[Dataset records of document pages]
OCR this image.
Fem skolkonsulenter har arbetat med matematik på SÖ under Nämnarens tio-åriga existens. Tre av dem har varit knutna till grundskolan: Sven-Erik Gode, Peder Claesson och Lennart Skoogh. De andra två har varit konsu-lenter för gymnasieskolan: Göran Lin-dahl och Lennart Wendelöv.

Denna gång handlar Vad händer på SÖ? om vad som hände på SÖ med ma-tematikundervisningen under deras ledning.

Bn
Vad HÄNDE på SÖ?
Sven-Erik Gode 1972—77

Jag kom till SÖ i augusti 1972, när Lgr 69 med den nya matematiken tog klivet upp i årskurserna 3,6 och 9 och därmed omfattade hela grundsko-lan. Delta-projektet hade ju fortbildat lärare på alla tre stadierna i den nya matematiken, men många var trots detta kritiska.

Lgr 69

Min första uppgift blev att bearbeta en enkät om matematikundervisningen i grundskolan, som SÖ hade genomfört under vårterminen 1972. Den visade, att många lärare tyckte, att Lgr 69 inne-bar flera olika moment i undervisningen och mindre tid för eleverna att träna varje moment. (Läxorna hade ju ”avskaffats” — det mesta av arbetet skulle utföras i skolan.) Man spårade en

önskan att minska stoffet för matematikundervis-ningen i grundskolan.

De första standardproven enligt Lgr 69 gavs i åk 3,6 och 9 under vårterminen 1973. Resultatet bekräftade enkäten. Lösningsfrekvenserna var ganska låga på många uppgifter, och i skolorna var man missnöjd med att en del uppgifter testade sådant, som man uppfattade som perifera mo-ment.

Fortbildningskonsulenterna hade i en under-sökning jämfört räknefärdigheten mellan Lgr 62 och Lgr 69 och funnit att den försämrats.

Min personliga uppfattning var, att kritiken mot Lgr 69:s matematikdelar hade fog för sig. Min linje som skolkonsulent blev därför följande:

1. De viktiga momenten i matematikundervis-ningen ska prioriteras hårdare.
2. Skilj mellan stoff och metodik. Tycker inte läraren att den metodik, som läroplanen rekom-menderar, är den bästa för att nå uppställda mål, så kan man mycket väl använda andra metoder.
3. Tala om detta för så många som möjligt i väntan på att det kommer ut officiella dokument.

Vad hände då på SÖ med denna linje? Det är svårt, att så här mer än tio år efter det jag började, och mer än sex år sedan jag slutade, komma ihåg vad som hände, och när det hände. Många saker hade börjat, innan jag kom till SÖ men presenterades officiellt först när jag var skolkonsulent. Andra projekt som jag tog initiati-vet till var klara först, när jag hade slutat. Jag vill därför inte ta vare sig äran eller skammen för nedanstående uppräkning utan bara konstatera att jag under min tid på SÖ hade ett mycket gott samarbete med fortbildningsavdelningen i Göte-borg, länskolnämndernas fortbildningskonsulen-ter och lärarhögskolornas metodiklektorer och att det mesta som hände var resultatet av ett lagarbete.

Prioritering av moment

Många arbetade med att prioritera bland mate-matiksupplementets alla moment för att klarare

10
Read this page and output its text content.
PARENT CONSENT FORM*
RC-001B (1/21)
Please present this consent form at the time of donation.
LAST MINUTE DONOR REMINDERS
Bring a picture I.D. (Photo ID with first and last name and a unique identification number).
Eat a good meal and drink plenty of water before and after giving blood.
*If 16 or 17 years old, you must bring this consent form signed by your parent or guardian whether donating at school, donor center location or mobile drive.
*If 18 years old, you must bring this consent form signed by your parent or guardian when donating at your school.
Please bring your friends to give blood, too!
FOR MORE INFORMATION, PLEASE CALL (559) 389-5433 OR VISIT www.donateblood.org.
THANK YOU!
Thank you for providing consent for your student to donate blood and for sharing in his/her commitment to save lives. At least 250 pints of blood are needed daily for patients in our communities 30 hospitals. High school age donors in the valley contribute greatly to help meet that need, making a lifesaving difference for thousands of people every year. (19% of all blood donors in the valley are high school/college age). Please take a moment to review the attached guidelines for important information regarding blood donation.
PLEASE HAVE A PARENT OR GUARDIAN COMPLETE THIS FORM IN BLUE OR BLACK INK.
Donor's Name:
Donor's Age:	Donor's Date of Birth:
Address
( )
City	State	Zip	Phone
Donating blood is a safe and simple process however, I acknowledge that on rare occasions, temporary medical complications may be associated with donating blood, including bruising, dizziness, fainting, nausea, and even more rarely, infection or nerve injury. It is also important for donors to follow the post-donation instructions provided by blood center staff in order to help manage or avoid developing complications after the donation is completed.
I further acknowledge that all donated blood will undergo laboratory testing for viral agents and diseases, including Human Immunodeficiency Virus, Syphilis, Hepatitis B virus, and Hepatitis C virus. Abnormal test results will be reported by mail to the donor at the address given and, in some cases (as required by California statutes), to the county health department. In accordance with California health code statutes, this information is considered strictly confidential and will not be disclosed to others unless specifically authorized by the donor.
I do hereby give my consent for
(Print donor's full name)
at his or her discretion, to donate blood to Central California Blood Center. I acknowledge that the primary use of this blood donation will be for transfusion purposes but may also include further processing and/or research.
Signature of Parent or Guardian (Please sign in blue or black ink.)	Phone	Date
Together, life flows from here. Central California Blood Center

◆ Brief: Every record, start to finish: reproduce it word for word.

◆ Result of this exercise:
OCR this image.
Fem skolkonsulenter har arbetat med matematik på SÖ under Nämnarens tio-åriga existens. Tre av dem har varit knutna till grundskolan: Sven-Erik Gode, Peder Claesson och Lennart Skoogh. De andra två har varit konsu-lenter för gymnasieskolan: Göran Lin-dahl och Lennart Wendelöv.

Denna gång handlar Vad händer på SÖ? om vad som hände på SÖ med ma-tematikundervisningen under deras ledning.

Bn
Vad HÄNDE på SÖ?
Sven-Erik Gode 1972—77

Jag kom till SÖ i augusti 1972, när Lgr 69 med den nya matematiken tog klivet upp i årskurserna 3,6 och 9 och därmed omfattade hela grundsko-lan. Delta-projektet hade ju fortbildat lärare på alla tre stadierna i den nya matematiken, men många var trots detta kritiska.

Lgr 69

Min första uppgift blev att bearbeta en enkät om matematikundervisningen i grundskolan, som SÖ hade genomfört under vårterminen 1972. Den visade, att många lärare tyckte, att Lgr 69 inne-bar flera olika moment i undervisningen och mindre tid för eleverna att träna varje moment. (Läxorna hade ju ”avskaffats” — det mesta av arbetet skulle utföras i skolan.) Man spårade en

önskan att minska stoffet för matematikundervis-ningen i grundskolan.

De första standardproven enligt Lgr 69 gavs i åk 3,6 och 9 under vårterminen 1973. Resultatet bekräftade enkäten. Lösningsfrekvenserna var ganska låga på många uppgifter, och i skolorna var man missnöjd med att en del uppgifter testade sådant, som man uppfattade som perifera mo-ment.

Fortbildningskonsulenterna hade i en under-sökning jämfört räknefärdigheten mellan Lgr 62 och Lgr 69 och funnit att den försämrats.

Min personliga uppfattning var, att kritiken mot Lgr 69:s matematikdelar hade fog för sig. Min linje som skolkonsulent blev därför följande:

1. De viktiga momenten i matematikundervis-ningen ska prioriteras hårdare.
2. Skilj mellan stoff och metodik. Tycker inte läraren att den metodik, som läroplanen rekom-menderar, är den bästa för att nå uppställda mål, så kan man mycket väl använda andra metoder.
3. Tala om detta för så många som möjligt i väntan på att det kommer ut officiella dokument.

Vad hände då på SÖ med denna linje? Det är svårt, att så här mer än tio år efter det jag började, och mer än sex år sedan jag slutade, komma ihåg vad som hände, och när det hände. Många saker hade börjat, innan jag kom till SÖ men presenterades officiellt först när jag var skolkonsulent. Andra projekt som jag tog initiati-vet till var klara först, när jag hade slutat. Jag vill därför inte ta vare sig äran eller skammen för nedanstående uppräkning utan bara konstatera att jag under min tid på SÖ hade ett mycket gott samarbete med fortbildningsavdelningen i Göte-borg, länskolnämndernas fortbildningskonsulen-ter och lärarhögskolornas metodiklektorer och att det mesta som hände var resultatet av ett lagarbete.

Prioritering av moment

Många arbetade med att prioritera bland mate-matiksupplementets alla moment för att klarare

10
Read this page and output its text content.
PARENT CONSENT FORM*
RC-001B (1/21)
Please present this consent form at the time of donation.
LAST MINUTE DONOR REMINDERS
Bring a picture I.D. (Photo ID with first and last name and a unique identification number).
Eat a good meal and drink plenty of water before and after giving blood.
*If 16 or 17 years old, you must bring this consent form signed by your parent or guardian whether donating at school, donor center location or mobile drive.
*If 18 years old, you must bring this consent form signed by your parent or guardian when donating at your school.
Please bring your friends to give blood, too!
FOR MORE INFORMATION, PLEASE CALL (559) 389-5433 OR VISIT www.donateblood.org.
THANK YOU!
Thank you for providing consent for your student to donate blood and for sharing in his/her commitment to save lives. At least 250 pints of blood are needed daily for patients in our communities 30 hospitals. High school age donors in the valley contribute greatly to help meet that need, making a lifesaving difference for thousands of people every year. (19% of all blood donors in the valley are high school/college age). Please take a moment to review the attached guidelines for important information regarding blood donation.
PLEASE HAVE A PARENT OR GUARDIAN COMPLETE THIS FORM IN BLUE OR BLACK INK.
Donor's Name:
Donor's Age:	Donor's Date of Birth:
Address
( )
City	State	Zip	Phone
Donating blood is a safe and simple process however, I acknowledge that on rare occasions, temporary medical complications may be associated with donating blood, including bruising, dizziness, fainting, nausea, and even more rarely, infection or nerve injury. It is also important for donors to follow the post-donation instructions provided by blood center staff in order to help manage or avoid developing complications after the donation is completed.
I further acknowledge that all donated blood will undergo laboratory testing for viral agents and diseases, including Human Immunodeficiency Virus, Syphilis, Hepatitis B virus, and Hepatitis C virus. Abnormal test results will be reported by mail to the donor at the address given and, in some cases (as required by California statutes), to the county health department. In accordance with California health code statutes, this information is considered strictly confidential and will not be disclosed to others unless specifically authorized by the donor.
I do hereby give my consent for
(Print donor's full name)
at his or her discretion, to donate blood to Central California Blood Center. I acknowledge that the primary use of this blood donation will be for transfusion purposes but may also include further processing and/or research.
Signature of Parent or Guardian (Please sign in blue or black ink.)	Phone	Date
Together, life flows from here. Central California Blood Center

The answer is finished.